■ Task input:
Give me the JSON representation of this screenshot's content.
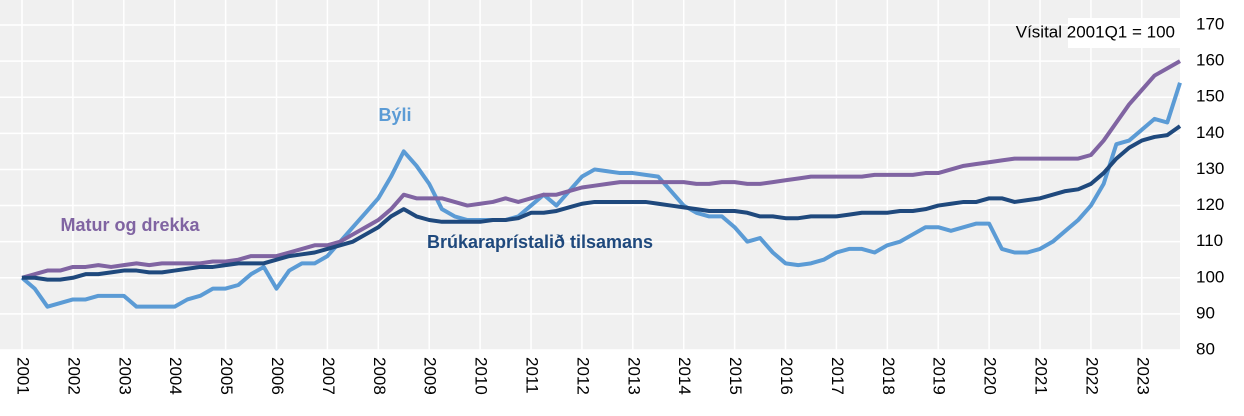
{
  "chart_data": {
    "type": "line",
    "annotation": "Vísital 2001Q1 = 100",
    "x": [
      2001,
      2001.25,
      2001.5,
      2001.75,
      2002,
      2002.25,
      2002.5,
      2002.75,
      2003,
      2003.25,
      2003.5,
      2003.75,
      2004,
      2004.25,
      2004.5,
      2004.75,
      2005,
      2005.25,
      2005.5,
      2005.75,
      2006,
      2006.25,
      2006.5,
      2006.75,
      2007,
      2007.25,
      2007.5,
      2007.75,
      2008,
      2008.25,
      2008.5,
      2008.75,
      2009,
      2009.25,
      2009.5,
      2009.75,
      2010,
      2010.25,
      2010.5,
      2010.75,
      2011,
      2011.25,
      2011.5,
      2011.75,
      2012,
      2012.25,
      2012.5,
      2012.75,
      2013,
      2013.25,
      2013.5,
      2013.75,
      2014,
      2014.25,
      2014.5,
      2014.75,
      2015,
      2015.25,
      2015.5,
      2015.75,
      2016,
      2016.25,
      2016.5,
      2016.75,
      2017,
      2017.25,
      2017.5,
      2017.75,
      2018,
      2018.25,
      2018.5,
      2018.75,
      2019,
      2019.25,
      2019.5,
      2019.75,
      2020,
      2020.25,
      2020.5,
      2020.75,
      2021,
      2021.25,
      2021.5,
      2021.75,
      2022,
      2022.25,
      2022.5,
      2022.75,
      2023,
      2023.25,
      2023.5,
      2023.75
    ],
    "series": [
      {
        "name": "Býli",
        "color": "#5b9bd5",
        "values": [
          100,
          97,
          92,
          93,
          94,
          94,
          95,
          95,
          95,
          92,
          92,
          92,
          92,
          94,
          95,
          97,
          97,
          98,
          101,
          103,
          97,
          102,
          104,
          104,
          106,
          110,
          114,
          118,
          122,
          128,
          135,
          131,
          126,
          119,
          117,
          116,
          116,
          116,
          116,
          117,
          120,
          123,
          120,
          124,
          128,
          130,
          129.5,
          129,
          129,
          128.5,
          128,
          124,
          120,
          118,
          117,
          117,
          114,
          110,
          111,
          107,
          104,
          103.5,
          104,
          105,
          107,
          108,
          108,
          107,
          109,
          110,
          112,
          114,
          114,
          113,
          114,
          115,
          115,
          108,
          107,
          107,
          108,
          110,
          113,
          116,
          120,
          126,
          137,
          138,
          141,
          144,
          143,
          154
        ]
      },
      {
        "name": "Matur og drekka",
        "color": "#8064a2",
        "values": [
          100,
          101,
          102,
          102,
          103,
          103,
          103.5,
          103,
          103.5,
          104,
          103.5,
          104,
          104,
          104,
          104,
          104.5,
          104.5,
          105,
          106,
          106,
          106,
          107,
          108,
          109,
          109,
          110,
          112,
          114,
          116,
          119,
          123,
          122,
          122,
          122,
          121,
          120,
          120.5,
          121,
          122,
          121,
          122,
          123,
          123,
          124,
          125,
          125.5,
          126,
          126.5,
          126.5,
          126.5,
          126.5,
          126.5,
          126.5,
          126,
          126,
          126.5,
          126.5,
          126,
          126,
          126.5,
          127,
          127.5,
          128,
          128,
          128,
          128,
          128,
          128.5,
          128.5,
          128.5,
          128.5,
          129,
          129,
          130,
          131,
          131.5,
          132,
          132.5,
          133,
          133,
          133,
          133,
          133,
          133,
          134,
          138,
          143,
          148,
          152,
          156,
          158,
          160
        ]
      },
      {
        "name": "Brúkaraprístalið tilsamans",
        "color": "#1f497d",
        "values": [
          100,
          100,
          99.5,
          99.5,
          100,
          101,
          101,
          101.5,
          102,
          102,
          101.5,
          101.5,
          102,
          102.5,
          103,
          103,
          103.5,
          104,
          104,
          104,
          105,
          106,
          106.5,
          107,
          108,
          109,
          110,
          112,
          114,
          117,
          119,
          117,
          116,
          115.5,
          115.5,
          115.5,
          115.5,
          116,
          116,
          116.5,
          118,
          118,
          118.5,
          119.5,
          120.5,
          121,
          121,
          121,
          121,
          121,
          120.5,
          120,
          119.5,
          119,
          118.5,
          118.5,
          118.5,
          118,
          117,
          117,
          116.5,
          116.5,
          117,
          117,
          117,
          117.5,
          118,
          118,
          118,
          118.5,
          118.5,
          119,
          120,
          120.5,
          121,
          121,
          122,
          122,
          121,
          121.5,
          122,
          123,
          124,
          124.5,
          126,
          129,
          133,
          136,
          138,
          139,
          139.5,
          142
        ]
      }
    ],
    "xlim": [
      2001,
      2023.75
    ],
    "xticks": [
      2001,
      2002,
      2003,
      2004,
      2005,
      2006,
      2007,
      2008,
      2009,
      2010,
      2011,
      2012,
      2013,
      2014,
      2015,
      2016,
      2017,
      2018,
      2019,
      2020,
      2021,
      2022,
      2023
    ],
    "ylim": [
      80,
      170
    ],
    "yticks": [
      80,
      90,
      100,
      110,
      120,
      130,
      140,
      150,
      160,
      170
    ],
    "grid": true
  }
}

■ Work to be completed:
Copy each line in full and exactly, omitting any picture.

■ Solved problem:
Give me the JSON representation of this screenshot's content.
{
  "chart_data": {
    "type": "line",
    "annotation": "Vísital 2001Q1 = 100",
    "x": [
      2001,
      2001.25,
      2001.5,
      2001.75,
      2002,
      2002.25,
      2002.5,
      2002.75,
      2003,
      2003.25,
      2003.5,
      2003.75,
      2004,
      2004.25,
      2004.5,
      2004.75,
      2005,
      2005.25,
      2005.5,
      2005.75,
      2006,
      2006.25,
      2006.5,
      2006.75,
      2007,
      2007.25,
      2007.5,
      2007.75,
      2008,
      2008.25,
      2008.5,
      2008.75,
      2009,
      2009.25,
      2009.5,
      2009.75,
      2010,
      2010.25,
      2010.5,
      2010.75,
      2011,
      2011.25,
      2011.5,
      2011.75,
      2012,
      2012.25,
      2012.5,
      2012.75,
      2013,
      2013.25,
      2013.5,
      2013.75,
      2014,
      2014.25,
      2014.5,
      2014.75,
      2015,
      2015.25,
      2015.5,
      2015.75,
      2016,
      2016.25,
      2016.5,
      2016.75,
      2017,
      2017.25,
      2017.5,
      2017.75,
      2018,
      2018.25,
      2018.5,
      2018.75,
      2019,
      2019.25,
      2019.5,
      2019.75,
      2020,
      2020.25,
      2020.5,
      2020.75,
      2021,
      2021.25,
      2021.5,
      2021.75,
      2022,
      2022.25,
      2022.5,
      2022.75,
      2023,
      2023.25,
      2023.5,
      2023.75
    ],
    "series": [
      {
        "name": "Býli",
        "color": "#5b9bd5",
        "values": [
          100,
          97,
          92,
          93,
          94,
          94,
          95,
          95,
          95,
          92,
          92,
          92,
          92,
          94,
          95,
          97,
          97,
          98,
          101,
          103,
          97,
          102,
          104,
          104,
          106,
          110,
          114,
          118,
          122,
          128,
          135,
          131,
          126,
          119,
          117,
          116,
          116,
          116,
          116,
          117,
          120,
          123,
          120,
          124,
          128,
          130,
          129.5,
          129,
          129,
          128.5,
          128,
          124,
          120,
          118,
          117,
          117,
          114,
          110,
          111,
          107,
          104,
          103.5,
          104,
          105,
          107,
          108,
          108,
          107,
          109,
          110,
          112,
          114,
          114,
          113,
          114,
          115,
          115,
          108,
          107,
          107,
          108,
          110,
          113,
          116,
          120,
          126,
          137,
          138,
          141,
          144,
          143,
          154
        ]
      },
      {
        "name": "Matur og drekka",
        "color": "#8064a2",
        "values": [
          100,
          101,
          102,
          102,
          103,
          103,
          103.5,
          103,
          103.5,
          104,
          103.5,
          104,
          104,
          104,
          104,
          104.5,
          104.5,
          105,
          106,
          106,
          106,
          107,
          108,
          109,
          109,
          110,
          112,
          114,
          116,
          119,
          123,
          122,
          122,
          122,
          121,
          120,
          120.5,
          121,
          122,
          121,
          122,
          123,
          123,
          124,
          125,
          125.5,
          126,
          126.5,
          126.5,
          126.5,
          126.5,
          126.5,
          126.5,
          126,
          126,
          126.5,
          126.5,
          126,
          126,
          126.5,
          127,
          127.5,
          128,
          128,
          128,
          128,
          128,
          128.5,
          128.5,
          128.5,
          128.5,
          129,
          129,
          130,
          131,
          131.5,
          132,
          132.5,
          133,
          133,
          133,
          133,
          133,
          133,
          134,
          138,
          143,
          148,
          152,
          156,
          158,
          160
        ]
      },
      {
        "name": "Brúkaraprístalið tilsamans",
        "color": "#1f497d",
        "values": [
          100,
          100,
          99.5,
          99.5,
          100,
          101,
          101,
          101.5,
          102,
          102,
          101.5,
          101.5,
          102,
          102.5,
          103,
          103,
          103.5,
          104,
          104,
          104,
          105,
          106,
          106.5,
          107,
          108,
          109,
          110,
          112,
          114,
          117,
          119,
          117,
          116,
          115.5,
          115.5,
          115.5,
          115.5,
          116,
          116,
          116.5,
          118,
          118,
          118.5,
          119.5,
          120.5,
          121,
          121,
          121,
          121,
          121,
          120.5,
          120,
          119.5,
          119,
          118.5,
          118.5,
          118.5,
          118,
          117,
          117,
          116.5,
          116.5,
          117,
          117,
          117,
          117.5,
          118,
          118,
          118,
          118.5,
          118.5,
          119,
          120,
          120.5,
          121,
          121,
          122,
          122,
          121,
          121.5,
          122,
          123,
          124,
          124.5,
          126,
          129,
          133,
          136,
          138,
          139,
          139.5,
          142
        ]
      }
    ],
    "xlim": [
      2001,
      2023.75
    ],
    "xticks": [
      2001,
      2002,
      2003,
      2004,
      2005,
      2006,
      2007,
      2008,
      2009,
      2010,
      2011,
      2012,
      2013,
      2014,
      2015,
      2016,
      2017,
      2018,
      2019,
      2020,
      2021,
      2022,
      2023
    ],
    "ylim": [
      80,
      170
    ],
    "yticks": [
      80,
      90,
      100,
      110,
      120,
      130,
      140,
      150,
      160,
      170
    ],
    "grid": true
  }
}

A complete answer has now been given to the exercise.